[Data items]
■ ■ ■ ■ ■ ■ ■
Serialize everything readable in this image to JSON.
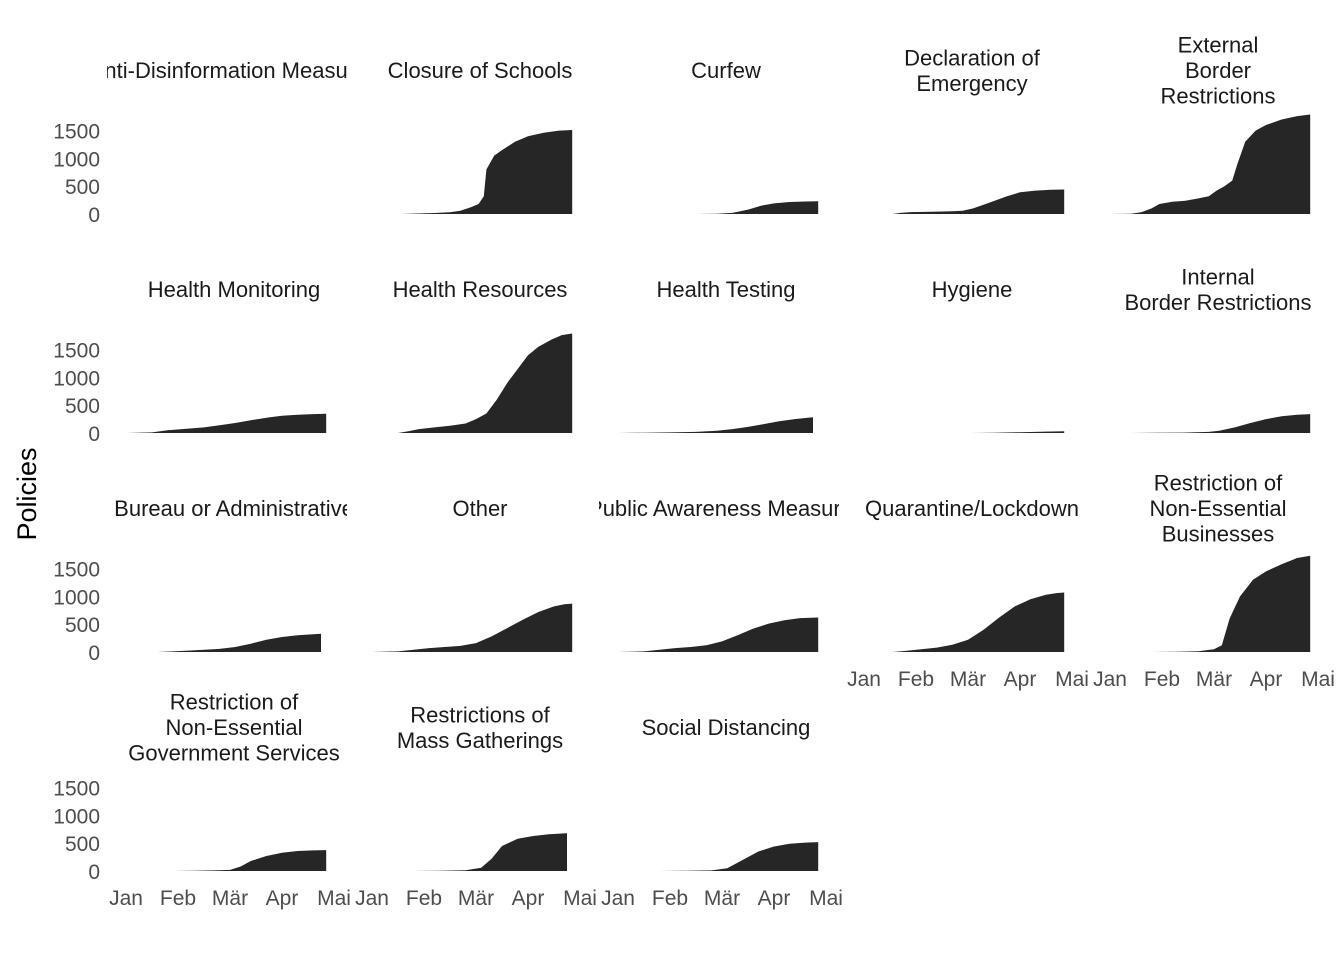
{
  "chart_data": {
    "type": "area",
    "ylabel": "Policies",
    "xlabel": "",
    "ylim": [
      0,
      1900
    ],
    "y_ticks": [
      0,
      500,
      1000,
      1500
    ],
    "x_ticks": [
      "Jan",
      "Feb",
      "Mär",
      "Apr",
      "Mai"
    ],
    "x_range_months": [
      "Jan",
      "Mai"
    ],
    "fill_color": "#262626",
    "grid": false,
    "legend": "none",
    "panels": [
      {
        "title": "Anti-Disinformation Measures",
        "values": []
      },
      {
        "title": "Closure of Schools",
        "values": [
          [
            0.55,
            0
          ],
          [
            0.8,
            8
          ],
          [
            1.2,
            18
          ],
          [
            1.5,
            30
          ],
          [
            1.7,
            60
          ],
          [
            1.9,
            120
          ],
          [
            2.05,
            180
          ],
          [
            2.15,
            320
          ],
          [
            2.2,
            800
          ],
          [
            2.35,
            1050
          ],
          [
            2.5,
            1150
          ],
          [
            2.75,
            1300
          ],
          [
            3.0,
            1400
          ],
          [
            3.3,
            1460
          ],
          [
            3.6,
            1500
          ],
          [
            3.85,
            1510
          ]
        ]
      },
      {
        "title": "Curfew",
        "values": [
          [
            1.5,
            0
          ],
          [
            1.9,
            5
          ],
          [
            2.2,
            20
          ],
          [
            2.5,
            80
          ],
          [
            2.75,
            150
          ],
          [
            3.0,
            190
          ],
          [
            3.3,
            215
          ],
          [
            3.6,
            225
          ],
          [
            3.85,
            230
          ]
        ]
      },
      {
        "title": "Declaration of Emergency",
        "values": [
          [
            0.55,
            0
          ],
          [
            0.7,
            20
          ],
          [
            0.9,
            35
          ],
          [
            1.3,
            40
          ],
          [
            1.7,
            50
          ],
          [
            1.9,
            60
          ],
          [
            2.1,
            100
          ],
          [
            2.4,
            200
          ],
          [
            2.75,
            320
          ],
          [
            3.0,
            390
          ],
          [
            3.3,
            420
          ],
          [
            3.6,
            435
          ],
          [
            3.85,
            440
          ]
        ]
      },
      {
        "title": "External Border Restrictions",
        "values": [
          [
            0.0,
            0
          ],
          [
            0.4,
            5
          ],
          [
            0.6,
            30
          ],
          [
            0.8,
            100
          ],
          [
            0.95,
            180
          ],
          [
            1.2,
            220
          ],
          [
            1.45,
            240
          ],
          [
            1.7,
            280
          ],
          [
            1.9,
            320
          ],
          [
            2.05,
            420
          ],
          [
            2.2,
            500
          ],
          [
            2.35,
            600
          ],
          [
            2.45,
            900
          ],
          [
            2.6,
            1300
          ],
          [
            2.8,
            1500
          ],
          [
            3.0,
            1600
          ],
          [
            3.3,
            1700
          ],
          [
            3.6,
            1760
          ],
          [
            3.85,
            1790
          ]
        ]
      },
      {
        "title": "Health Monitoring",
        "values": [
          [
            0.0,
            0
          ],
          [
            0.5,
            10
          ],
          [
            0.8,
            50
          ],
          [
            1.2,
            80
          ],
          [
            1.5,
            100
          ],
          [
            1.8,
            140
          ],
          [
            2.1,
            180
          ],
          [
            2.4,
            230
          ],
          [
            2.75,
            280
          ],
          [
            3.0,
            310
          ],
          [
            3.3,
            330
          ],
          [
            3.6,
            340
          ],
          [
            3.85,
            345
          ]
        ]
      },
      {
        "title": "Health Resources",
        "values": [
          [
            0.5,
            0
          ],
          [
            0.7,
            30
          ],
          [
            0.9,
            70
          ],
          [
            1.2,
            100
          ],
          [
            1.5,
            130
          ],
          [
            1.8,
            170
          ],
          [
            2.0,
            250
          ],
          [
            2.2,
            350
          ],
          [
            2.4,
            600
          ],
          [
            2.6,
            900
          ],
          [
            2.8,
            1150
          ],
          [
            3.0,
            1400
          ],
          [
            3.2,
            1550
          ],
          [
            3.45,
            1680
          ],
          [
            3.65,
            1760
          ],
          [
            3.85,
            1790
          ]
        ]
      },
      {
        "title": "Health Testing",
        "values": [
          [
            0.0,
            0
          ],
          [
            0.5,
            5
          ],
          [
            1.0,
            10
          ],
          [
            1.5,
            20
          ],
          [
            1.9,
            40
          ],
          [
            2.2,
            70
          ],
          [
            2.5,
            110
          ],
          [
            2.8,
            160
          ],
          [
            3.1,
            210
          ],
          [
            3.4,
            250
          ],
          [
            3.65,
            275
          ],
          [
            3.75,
            285
          ]
        ]
      },
      {
        "title": "Hygiene",
        "values": [
          [
            2.05,
            0
          ],
          [
            2.5,
            5
          ],
          [
            3.0,
            15
          ],
          [
            3.5,
            25
          ],
          [
            3.85,
            30
          ]
        ]
      },
      {
        "title": "Internal Border Restrictions",
        "values": [
          [
            0.4,
            0
          ],
          [
            0.9,
            5
          ],
          [
            1.4,
            8
          ],
          [
            1.9,
            20
          ],
          [
            2.1,
            40
          ],
          [
            2.4,
            100
          ],
          [
            2.7,
            180
          ],
          [
            3.0,
            250
          ],
          [
            3.3,
            300
          ],
          [
            3.6,
            330
          ],
          [
            3.85,
            340
          ]
        ]
      },
      {
        "title": "Bureau or Administrative",
        "values": [
          [
            0.6,
            0
          ],
          [
            0.9,
            10
          ],
          [
            1.2,
            25
          ],
          [
            1.5,
            40
          ],
          [
            1.8,
            55
          ],
          [
            2.1,
            90
          ],
          [
            2.4,
            150
          ],
          [
            2.7,
            220
          ],
          [
            3.0,
            270
          ],
          [
            3.3,
            300
          ],
          [
            3.6,
            320
          ],
          [
            3.75,
            330
          ]
        ]
      },
      {
        "title": "Other",
        "values": [
          [
            0.0,
            0
          ],
          [
            0.5,
            10
          ],
          [
            0.8,
            40
          ],
          [
            1.1,
            70
          ],
          [
            1.4,
            90
          ],
          [
            1.7,
            110
          ],
          [
            2.0,
            160
          ],
          [
            2.3,
            280
          ],
          [
            2.6,
            430
          ],
          [
            2.9,
            580
          ],
          [
            3.2,
            720
          ],
          [
            3.5,
            820
          ],
          [
            3.7,
            860
          ],
          [
            3.85,
            870
          ]
        ]
      },
      {
        "title": "Public Awareness Measures",
        "values": [
          [
            0.0,
            0
          ],
          [
            0.5,
            10
          ],
          [
            0.8,
            40
          ],
          [
            1.1,
            70
          ],
          [
            1.4,
            90
          ],
          [
            1.7,
            120
          ],
          [
            2.0,
            190
          ],
          [
            2.3,
            300
          ],
          [
            2.6,
            420
          ],
          [
            2.9,
            510
          ],
          [
            3.2,
            570
          ],
          [
            3.5,
            610
          ],
          [
            3.85,
            620
          ]
        ]
      },
      {
        "title": "Quarantine/Lockdown",
        "values": [
          [
            0.55,
            0
          ],
          [
            0.8,
            20
          ],
          [
            1.1,
            50
          ],
          [
            1.4,
            80
          ],
          [
            1.7,
            130
          ],
          [
            2.0,
            220
          ],
          [
            2.3,
            400
          ],
          [
            2.6,
            620
          ],
          [
            2.9,
            820
          ],
          [
            3.2,
            950
          ],
          [
            3.5,
            1030
          ],
          [
            3.7,
            1060
          ],
          [
            3.85,
            1070
          ]
        ]
      },
      {
        "title": "Restriction of Non-Essential Businesses",
        "values": [
          [
            0.8,
            0
          ],
          [
            1.3,
            5
          ],
          [
            1.7,
            15
          ],
          [
            2.0,
            50
          ],
          [
            2.15,
            120
          ],
          [
            2.3,
            600
          ],
          [
            2.5,
            1000
          ],
          [
            2.75,
            1300
          ],
          [
            3.0,
            1450
          ],
          [
            3.3,
            1580
          ],
          [
            3.6,
            1690
          ],
          [
            3.85,
            1730
          ]
        ]
      },
      {
        "title": "Restriction of Non-Essential Government Services",
        "values": [
          [
            0.9,
            0
          ],
          [
            1.3,
            5
          ],
          [
            1.7,
            10
          ],
          [
            2.0,
            20
          ],
          [
            2.2,
            80
          ],
          [
            2.4,
            180
          ],
          [
            2.7,
            270
          ],
          [
            3.0,
            330
          ],
          [
            3.3,
            360
          ],
          [
            3.6,
            370
          ],
          [
            3.85,
            375
          ]
        ]
      },
      {
        "title": "Restrictions of Mass Gatherings",
        "values": [
          [
            0.8,
            0
          ],
          [
            1.3,
            5
          ],
          [
            1.8,
            15
          ],
          [
            2.1,
            60
          ],
          [
            2.3,
            220
          ],
          [
            2.5,
            450
          ],
          [
            2.8,
            580
          ],
          [
            3.1,
            630
          ],
          [
            3.4,
            660
          ],
          [
            3.65,
            675
          ],
          [
            3.75,
            680
          ]
        ]
      },
      {
        "title": "Social Distancing",
        "values": [
          [
            0.8,
            0
          ],
          [
            1.3,
            5
          ],
          [
            1.8,
            10
          ],
          [
            2.1,
            50
          ],
          [
            2.4,
            200
          ],
          [
            2.7,
            350
          ],
          [
            3.0,
            440
          ],
          [
            3.3,
            490
          ],
          [
            3.6,
            510
          ],
          [
            3.85,
            520
          ]
        ]
      }
    ]
  }
}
■ ■ ■ ■ ■ ■ ■
■ Instruction ■
Provide only the number of lines in the records containing the string "Health".

■ Right answer ■
3